## WORK TO BE COMPLETED
Copy the following data line for line with no changes, leaving out the pictures.
— START OF SUPPLIED DATA —
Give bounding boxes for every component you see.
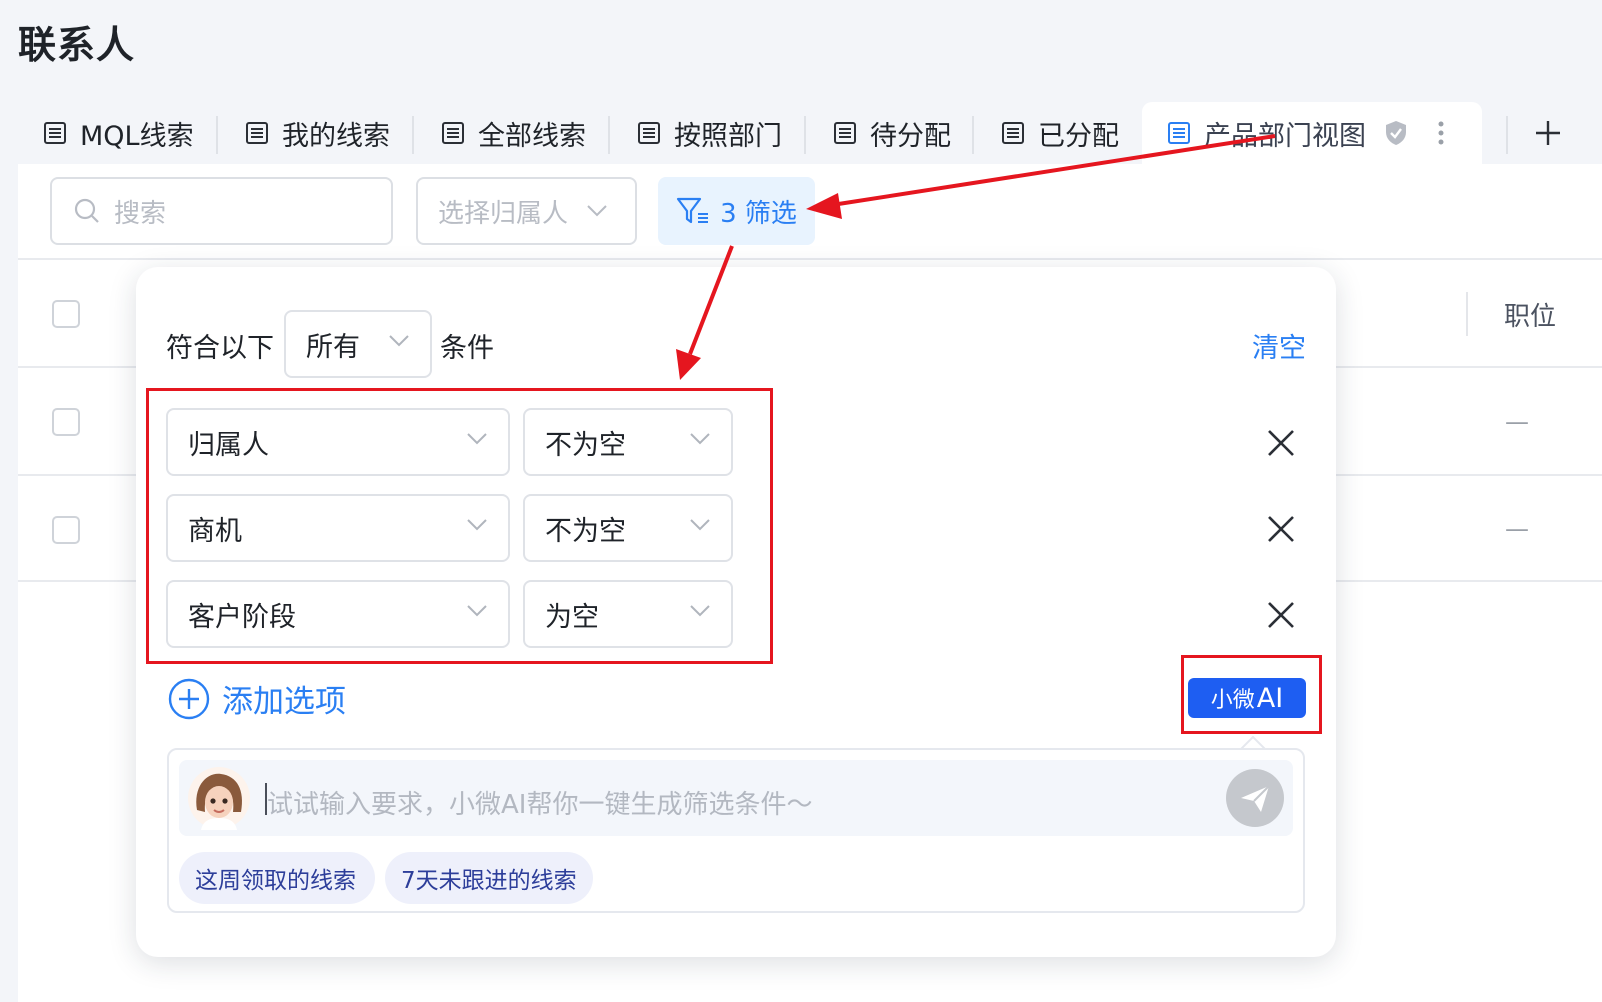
annotation-arrow-line <box>688 245 734 355</box>
annotation-arrows <box>676 134 1276 380</box>
annotation-arrow-head <box>676 349 701 380</box>
annotation-arrow-line <box>831 134 1276 207</box>
annotation-arrow-head <box>806 193 842 219</box>
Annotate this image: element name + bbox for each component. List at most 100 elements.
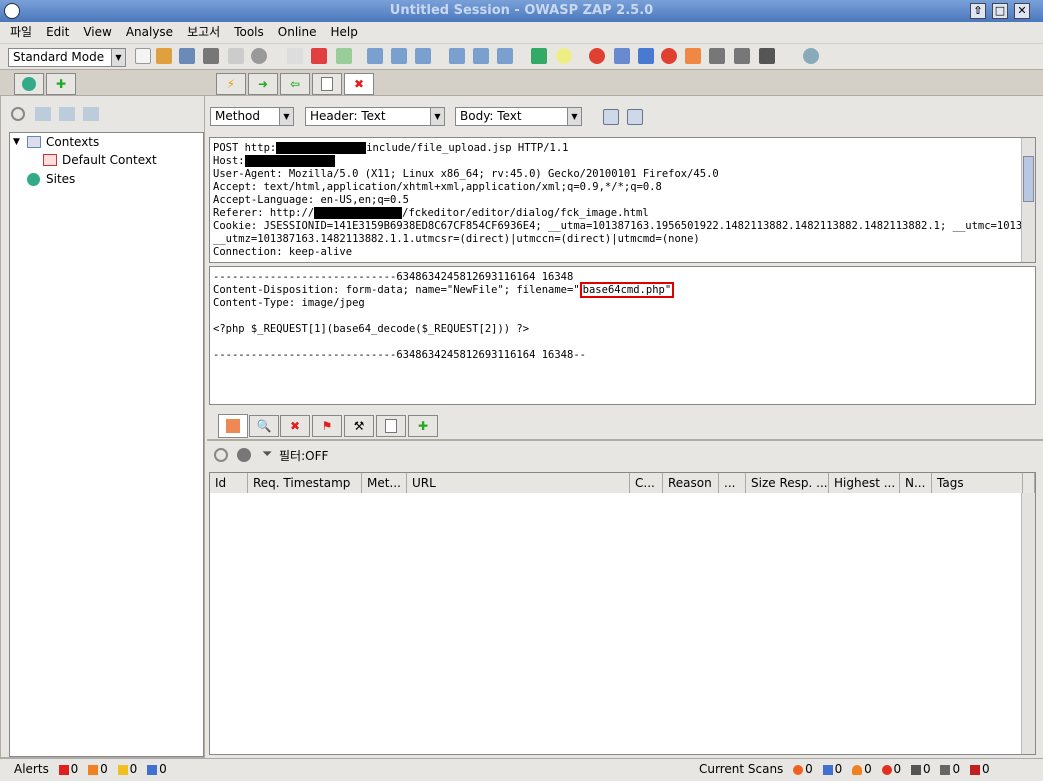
tree-contexts[interactable]: Contexts xyxy=(46,135,99,149)
method-value: Method xyxy=(215,109,261,123)
target-icon[interactable] xyxy=(11,107,25,121)
export-context-icon[interactable] xyxy=(83,107,99,121)
maximize-button[interactable]: □ xyxy=(992,3,1008,19)
menu-help[interactable]: Help xyxy=(326,22,361,42)
request-tab[interactable]: ➜ xyxy=(248,73,278,95)
hud-icon[interactable] xyxy=(759,48,775,64)
break-points-tab[interactable]: ✖ xyxy=(280,415,310,437)
add-context-icon[interactable] xyxy=(287,48,303,64)
filter-status[interactable]: 필터:OFF xyxy=(279,447,328,464)
column-chooser-icon[interactable] xyxy=(1023,473,1035,493)
snapshot-icon[interactable] xyxy=(203,48,219,64)
tools-tab[interactable]: ⚒ xyxy=(344,415,374,437)
fuzzer-icon[interactable] xyxy=(709,48,725,64)
window-title: Untitled Session - OWASP ZAP 2.5.0 xyxy=(389,3,654,18)
remove-context-icon[interactable] xyxy=(311,48,327,64)
tree-sites[interactable]: Sites xyxy=(46,172,75,186)
plugins-icon[interactable] xyxy=(734,48,750,64)
import-context-icon[interactable] xyxy=(59,107,75,121)
vertical-scrollbar[interactable] xyxy=(1021,493,1035,754)
header-view-select[interactable]: Header: Text ▼ xyxy=(305,107,445,126)
split-horizontal-icon[interactable] xyxy=(603,109,619,125)
request-body-text: -----------------------------63486342458… xyxy=(213,271,675,362)
lightbulb-icon[interactable] xyxy=(556,48,572,64)
col-id[interactable]: Id xyxy=(210,473,248,493)
request-header-panel[interactable]: POST http: include/file_upload.jsp HTTP/1… xyxy=(209,137,1036,263)
menu-analyse[interactable]: Analyse xyxy=(122,22,177,42)
response-tab[interactable]: ⇦ xyxy=(280,73,310,95)
redaction xyxy=(314,207,403,219)
col-reason[interactable]: Reason xyxy=(663,473,719,493)
add-tab-button[interactable]: ✚ xyxy=(46,73,76,95)
save-session-icon[interactable] xyxy=(179,48,195,64)
globe-filter-icon[interactable] xyxy=(237,448,251,462)
help-icon[interactable] xyxy=(803,48,819,64)
col-note[interactable]: N... xyxy=(900,473,932,493)
vertical-scrollbar[interactable] xyxy=(1021,138,1035,262)
search-tab[interactable]: 🔍 xyxy=(249,415,279,437)
pin-tabs-icon[interactable] xyxy=(473,48,489,64)
step-icon[interactable] xyxy=(614,48,630,64)
scroll-thumb[interactable] xyxy=(1023,156,1034,202)
expand-icon[interactable]: ▼ xyxy=(13,137,20,147)
options-gear-icon[interactable] xyxy=(251,48,267,64)
drop-icon[interactable] xyxy=(661,48,677,64)
new-session-icon[interactable] xyxy=(135,48,151,64)
menu-online[interactable]: Online xyxy=(274,22,321,42)
alerts-tab[interactable]: ⚑ xyxy=(312,415,342,437)
history-tab[interactable] xyxy=(218,414,248,438)
split-vertical-icon[interactable] xyxy=(627,109,643,125)
output-tab[interactable] xyxy=(376,415,406,437)
connection-header: Connection: keep-alive xyxy=(213,246,353,258)
scope-icon[interactable] xyxy=(531,48,547,64)
open-session-icon[interactable] xyxy=(156,48,172,64)
request-line-start: POST http: xyxy=(213,142,277,154)
menu-report[interactable]: 보고서 xyxy=(183,22,224,42)
col-highest-alert[interactable]: Highest ... xyxy=(829,473,900,493)
col-timestamp[interactable]: Req. Timestamp xyxy=(248,473,362,493)
quick-start-tab[interactable]: ⚡ xyxy=(216,73,246,95)
fuzz-count: 0 xyxy=(893,762,902,776)
col-code[interactable]: C... xyxy=(630,473,663,493)
close-window-button[interactable]: ✕ xyxy=(1014,3,1030,19)
minimize-button[interactable]: ⇧ xyxy=(970,3,986,19)
highlighted-filename: base64cmd.php" xyxy=(579,282,675,298)
bug-icon[interactable] xyxy=(685,48,701,64)
unpin-tabs-icon[interactable] xyxy=(497,48,513,64)
layout-tabs-icon[interactable] xyxy=(415,48,431,64)
method-select[interactable]: Method ▼ xyxy=(210,107,294,126)
tools-count: 0 xyxy=(952,762,961,776)
high-alert-flag-icon xyxy=(58,764,69,775)
layout-full-icon[interactable] xyxy=(367,48,383,64)
menu-view[interactable]: View xyxy=(79,22,115,42)
include-context-icon[interactable] xyxy=(336,48,352,64)
status-bar: Alerts 0 0 0 0 Current Scans 0 0 0 0 0 0… xyxy=(0,758,1043,781)
col-rtt[interactable]: ... xyxy=(719,473,746,493)
close-tab-button[interactable]: ✖ xyxy=(344,73,374,95)
col-url[interactable]: URL xyxy=(407,473,630,493)
break-tab[interactable] xyxy=(312,73,342,95)
accept-language-header: Accept-Language: en-US,en;q=0.5 xyxy=(213,194,409,206)
col-method[interactable]: Met... xyxy=(362,473,407,493)
referer-end: /fckeditor/editor/dialog/fck_image.html xyxy=(402,207,649,219)
continue-icon[interactable] xyxy=(638,48,654,64)
request-body-panel[interactable]: -----------------------------63486342458… xyxy=(209,266,1036,405)
body-view-select[interactable]: Body: Text ▼ xyxy=(455,107,582,126)
menu-tools[interactable]: Tools xyxy=(230,22,268,42)
break-on-all-icon[interactable] xyxy=(589,48,605,64)
menu-edit[interactable]: Edit xyxy=(42,22,73,42)
session-properties-icon[interactable] xyxy=(228,48,244,64)
target-icon[interactable] xyxy=(214,448,228,462)
layout-split-icon[interactable] xyxy=(391,48,407,64)
col-size[interactable]: Size Resp. ... xyxy=(746,473,829,493)
tree-default-context[interactable]: Default Context xyxy=(62,153,157,167)
new-context-icon[interactable] xyxy=(35,107,51,121)
mode-select[interactable]: Standard Mode ▼ xyxy=(8,48,126,67)
show-tabs-icon[interactable] xyxy=(449,48,465,64)
col-tags[interactable]: Tags xyxy=(932,473,1023,493)
filter-icon[interactable]: ⏷ xyxy=(262,447,272,462)
menu-file[interactable]: 파일 xyxy=(6,22,36,42)
sites-tab[interactable] xyxy=(14,73,44,95)
add-tab-button[interactable]: ✚ xyxy=(408,415,438,437)
chevron-down-icon: ▼ xyxy=(567,108,581,125)
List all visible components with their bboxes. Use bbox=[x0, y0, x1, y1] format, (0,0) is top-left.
— END OF SUPPLIED DATA —
## FINAL ANSWER
Give bounding boxes for every component you see.
annotation-arrow-line <box>688 245 734 355</box>
annotation-arrows <box>676 134 1276 380</box>
annotation-arrow-head <box>676 349 701 380</box>
annotation-arrow-line <box>831 134 1276 207</box>
annotation-arrow-head <box>806 193 842 219</box>
Annotate this image: element name + bbox for each component. List at most 100 elements.
tree-contexts[interactable]: Contexts xyxy=(46,135,99,149)
method-value: Method xyxy=(215,109,261,123)
target-icon[interactable] xyxy=(11,107,25,121)
export-context-icon[interactable] xyxy=(83,107,99,121)
maximize-button[interactable]: □ xyxy=(992,3,1008,19)
menu-help[interactable]: Help xyxy=(326,22,361,42)
request-tab[interactable]: ➜ xyxy=(248,73,278,95)
hud-icon[interactable] xyxy=(759,48,775,64)
break-points-tab[interactable]: ✖ xyxy=(280,415,310,437)
add-context-icon[interactable] xyxy=(287,48,303,64)
filter-status[interactable]: 필터:OFF xyxy=(279,447,328,464)
column-chooser-icon[interactable] xyxy=(1023,473,1035,493)
snapshot-icon[interactable] xyxy=(203,48,219,64)
tools-tab[interactable]: ⚒ xyxy=(344,415,374,437)
fuzzer-icon[interactable] xyxy=(709,48,725,64)
window-title: Untitled Session - OWASP ZAP 2.5.0 xyxy=(389,3,654,18)
remove-context-icon[interactable] xyxy=(311,48,327,64)
tree-sites[interactable]: Sites xyxy=(46,172,75,186)
plugins-icon[interactable] xyxy=(734,48,750,64)
import-context-icon[interactable] xyxy=(59,107,75,121)
vertical-scrollbar[interactable] xyxy=(1021,493,1035,754)
header-view-select[interactable]: Header: Text ▼ xyxy=(305,107,445,126)
split-horizontal-icon[interactable] xyxy=(603,109,619,125)
request-body-text: -----------------------------63486342458… xyxy=(213,271,675,362)
lightbulb-icon[interactable] xyxy=(556,48,572,64)
col-id[interactable]: Id xyxy=(210,473,248,493)
request-header-panel[interactable]: POST http: include/file_upload.jsp HTTP/1… xyxy=(209,137,1036,263)
menu-analyse[interactable]: Analyse xyxy=(122,22,177,42)
response-tab[interactable]: ⇦ xyxy=(280,73,310,95)
redaction xyxy=(314,207,403,219)
col-reason[interactable]: Reason xyxy=(663,473,719,493)
add-tab-button[interactable]: ✚ xyxy=(46,73,76,95)
save-session-icon[interactable] xyxy=(179,48,195,64)
globe-filter-icon[interactable] xyxy=(237,448,251,462)
help-icon[interactable] xyxy=(803,48,819,64)
col-note[interactable]: N... xyxy=(900,473,932,493)
vertical-scrollbar[interactable] xyxy=(1021,138,1035,262)
search-tab[interactable]: 🔍 xyxy=(249,415,279,437)
pin-tabs-icon[interactable] xyxy=(473,48,489,64)
step-icon[interactable] xyxy=(614,48,630,64)
scroll-thumb[interactable] xyxy=(1023,156,1034,202)
expand-icon[interactable]: ▼ xyxy=(13,137,20,147)
options-gear-icon[interactable] xyxy=(251,48,267,64)
drop-icon[interactable] xyxy=(661,48,677,64)
new-session-icon[interactable] xyxy=(135,48,151,64)
menu-online[interactable]: Online xyxy=(274,22,321,42)
alerts-tab[interactable]: ⚑ xyxy=(312,415,342,437)
history-tab[interactable] xyxy=(218,414,248,438)
split-vertical-icon[interactable] xyxy=(627,109,643,125)
output-tab[interactable] xyxy=(376,415,406,437)
connection-header: Connection: keep-alive xyxy=(213,246,353,258)
scope-icon[interactable] xyxy=(531,48,547,64)
open-session-icon[interactable] xyxy=(156,48,172,64)
request-line-start: POST http: xyxy=(213,142,277,154)
menu-report[interactable]: 보고서 xyxy=(183,22,224,42)
col-highest-alert[interactable]: Highest ... xyxy=(829,473,900,493)
col-timestamp[interactable]: Req. Timestamp xyxy=(248,473,362,493)
quick-start-tab[interactable]: ⚡ xyxy=(216,73,246,95)
fuzz-count: 0 xyxy=(893,762,902,776)
col-code[interactable]: C... xyxy=(630,473,663,493)
close-window-button[interactable]: ✕ xyxy=(1014,3,1030,19)
minimize-button[interactable]: ⇧ xyxy=(970,3,986,19)
highlighted-filename: base64cmd.php" xyxy=(579,282,675,298)
bug-icon[interactable] xyxy=(685,48,701,64)
unpin-tabs-icon[interactable] xyxy=(497,48,513,64)
layout-tabs-icon[interactable] xyxy=(415,48,431,64)
method-select[interactable]: Method ▼ xyxy=(210,107,294,126)
tools-count: 0 xyxy=(952,762,961,776)
high-alert-flag-icon xyxy=(58,764,69,775)
layout-full-icon[interactable] xyxy=(367,48,383,64)
menu-view[interactable]: View xyxy=(79,22,115,42)
include-context-icon[interactable] xyxy=(336,48,352,64)
status-bar: Alerts 0 0 0 0 Current Scans 0 0 0 0 0 0… xyxy=(0,758,1043,781)
col-rtt[interactable]: ... xyxy=(719,473,746,493)
close-tab-button[interactable]: ✖ xyxy=(344,73,374,95)
col-url[interactable]: URL xyxy=(407,473,630,493)
break-tab[interactable] xyxy=(312,73,342,95)
accept-language-header: Accept-Language: en-US,en;q=0.5 xyxy=(213,194,409,206)
col-method[interactable]: Met... xyxy=(362,473,407,493)
referer-end: /fckeditor/editor/dialog/fck_image.html xyxy=(402,207,649,219)
continue-icon[interactable] xyxy=(638,48,654,64)
request-body-panel[interactable]: -----------------------------63486342458… xyxy=(209,266,1036,405)
body-view-select[interactable]: Body: Text ▼ xyxy=(455,107,582,126)
menu-tools[interactable]: Tools xyxy=(230,22,268,42)
break-on-all-icon[interactable] xyxy=(589,48,605,64)
menu-edit[interactable]: Edit xyxy=(42,22,73,42)
session-properties-icon[interactable] xyxy=(228,48,244,64)
target-icon[interactable] xyxy=(214,448,228,462)
layout-split-icon[interactable] xyxy=(391,48,407,64)
col-size[interactable]: Size Resp. ... xyxy=(746,473,829,493)
tree-default-context[interactable]: Default Context xyxy=(62,153,157,167)
new-context-icon[interactable] xyxy=(35,107,51,121)
mode-select[interactable]: Standard Mode ▼ xyxy=(8,48,126,67)
show-tabs-icon[interactable] xyxy=(449,48,465,64)
col-tags[interactable]: Tags xyxy=(932,473,1023,493)
filter-icon[interactable]: ⏷ xyxy=(262,447,272,462)
menu-file[interactable]: 파일 xyxy=(6,22,36,42)
sites-tab[interactable] xyxy=(14,73,44,95)
add-tab-button[interactable]: ✚ xyxy=(408,415,438,437)
chevron-down-icon: ▼ xyxy=(567,108,581,125)
List all visible components with their bboxes. Use bbox=[x0, y0, x1, y1] format, (0,0) is top-left.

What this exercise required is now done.